• [SUPPLIED PASSAGE]:
####################
Domaine Alain Vignot Bourgogne 'Collinieres' 2020
From the noblest Chardonnay clones, vines planted on clay soil, mixed with flint, all resting on a limestone subsoil, this is an excellent expression of Chardonnay balanced with minerality.
Domaine Alain Vignot
Bourgogne Cote Saint Jacques
Don’t be surprised if you have not heard of the appellation Bourgogne Cote Saint Jacques.
There is very little of it, and there are very few producers. Alain Vignot essentially invented the appellation in 1975 after years of proving the worth of the distinct terroir of the hillside at Joigny, above the river Yonne in the furthest-northwest part of Burgundy.
We came across Alain Vignot’s wine, essentially his iconic Cote Saint Jacques Vin Gris, in our early days aboard our peniche-hotel Le Papillon. We often moored on the Yonne in the towns of Joigny and Auxerre, and Vignot wines were as local as you could get!
We were always deeply impressed by his Vin Gris, by the expression of Pinot Gris produced on the steep flint and limestone slopes overlooking the Yonne River valley. It’s a wine unique in Burgundy. And it was the only wine produced on the Cote Saint Jacques for much of the region’s history, dating back to phylloxera.
Then in 1980, Alain Vignot replanted Pinot Noir. And in 1992 Chardonnay reappeared. Alain Vignot became not only the locomotive of an appellation that he all but created, he became the benchmark of what these wines could be.
From fewer than 4 acres in 1970, he developed a domain that today extends over 29 acres. Work and perseverance. Risks, both commercial and professional. This is the profile of a visionary.
Domaine Vignot wines are a perfect fit with Elden Selections’ ethic: a great winemaker working in a lesser-known appellation, and producing Burgundy worthy of the region’s reputation and accolades.
With so many winemakers finishing their 2020 harvest before the end of August, everyone here in Burgundy expected that this hot, sunny vintage would produce atypical wines, overripe, fat and flabby. Why it did not is a mystery to this day.
In fact, 2020 Burgundy, both red and white, is being lauded by the Press and professionals alike as an exceptional vintage, brilliantly fresh, pure, elegant and focused. Yes, the wines are ripe and concentrated, but there is good acidity that more than brings things into balance. This, in fact, defines the Burgundy 2020 style: high acidity and high concentration.
So let’s look, as we do every year, at how the growing season developed, to try to get some idea of what shaped these unexpectedly energetic wines.
####################
• [RAW DATA]:

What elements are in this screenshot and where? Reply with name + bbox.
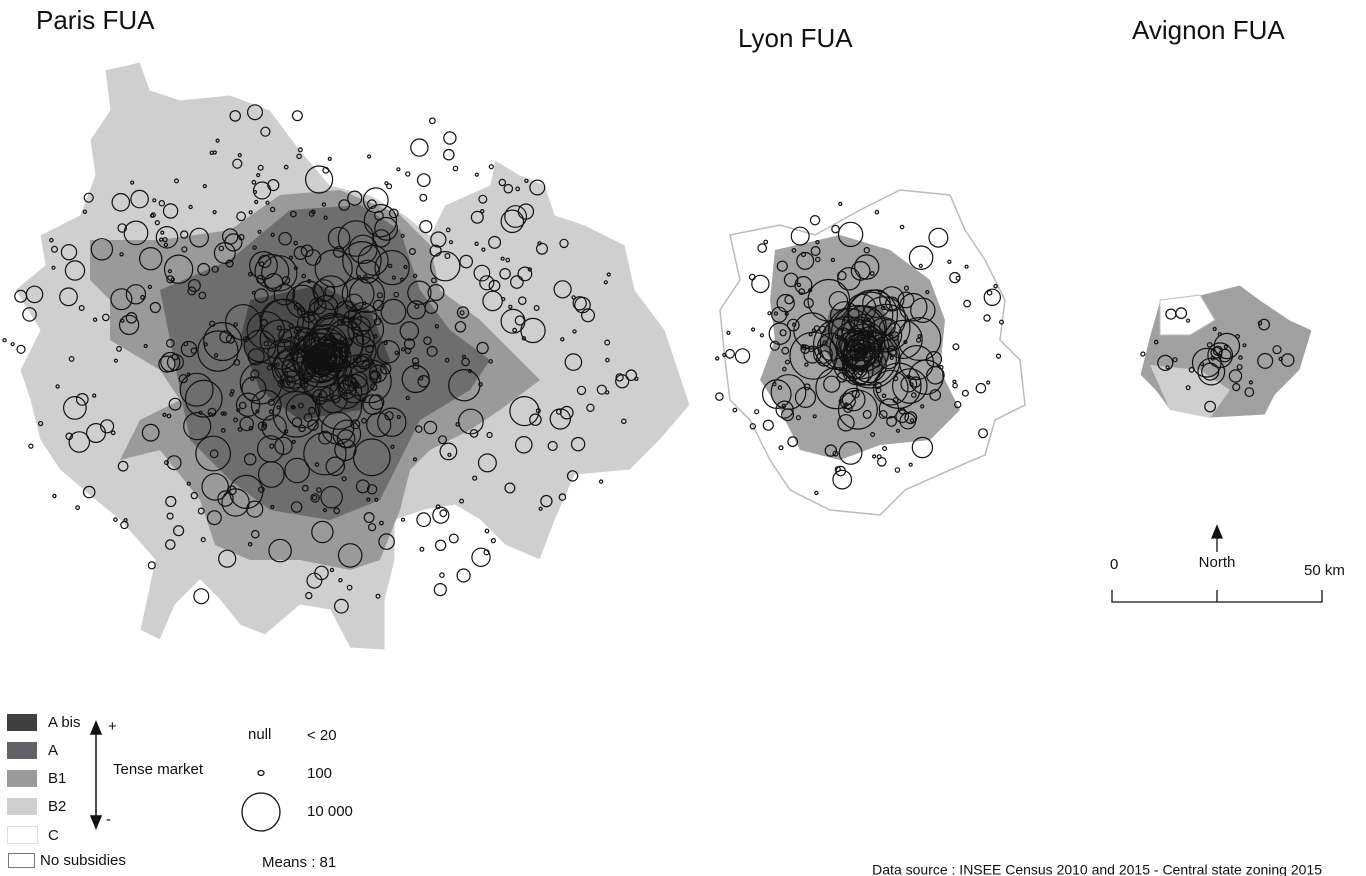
####################
• [EXERCISE A]: List every year, written as a four-digit number, that appears in the text about Domaine Alain Vignot, in ascending order.
• [EXERCISE B]: Continue the text about Domaine Alain Vignot and the 2020 vintage from its final sentence.

• [WRITTEN RESPONSE A]: 1970, 1975, 1980, 1992, 2020

• [WRITTEN RESPONSE B]:
In a word, from start to finish, 2020 was precocious. After a mild and humid winter, the vegetative cycle started a month early under sunny skies, with bud burst in mid-April and the first Chardonnay flowers in early May. Then the weather deteriorated. Pinot Noir flowered in cool, damp conditions, and was less successful than Chardonnay, explaining the smaller Pinot crop.
From that point on, there is not much to report weatherwise. It was hot and dry from June through to the end, the driest year since 1945. The grapes started to change color in mid-July, and harvest in August seemed likely.
Now you may think that an August harvest lets everyone get their jobs done and go home early. But remember that there is a big difference between the heat and luminosity of an August afternoon and the cooler, shorter days of September. When maturity comes galloping at you in August, you have to react quickly; a day or two can mean considerable differences in acid and sugar levels.
Indeed, there may have been more stress on the winemakers than there was on the vines. 2020 was in fact an easy growing season, dry, with little risk of fungal problems. The tough part was deciding when to harvest. Do you put off harvesting to try to get to phenolic maturity, or do you pick sooner to keep acid levels up and to avoid higher alcohol levels?
Many opted to pick early. And for the most part, it proved to be the right decision…though we still do not understand why!
Many 2020 wines have alcohol levels of 13%-14%, but many are higher. Delaying picking increased the potential alcohol levels by as much as a degree a week.
At the same time, good levels of phenolic maturity gave ripe, but not overripe tannins. Some call the 2020s ‘crunchy’, which is a tannin level riper than ‘green’ but less than ‘fine’.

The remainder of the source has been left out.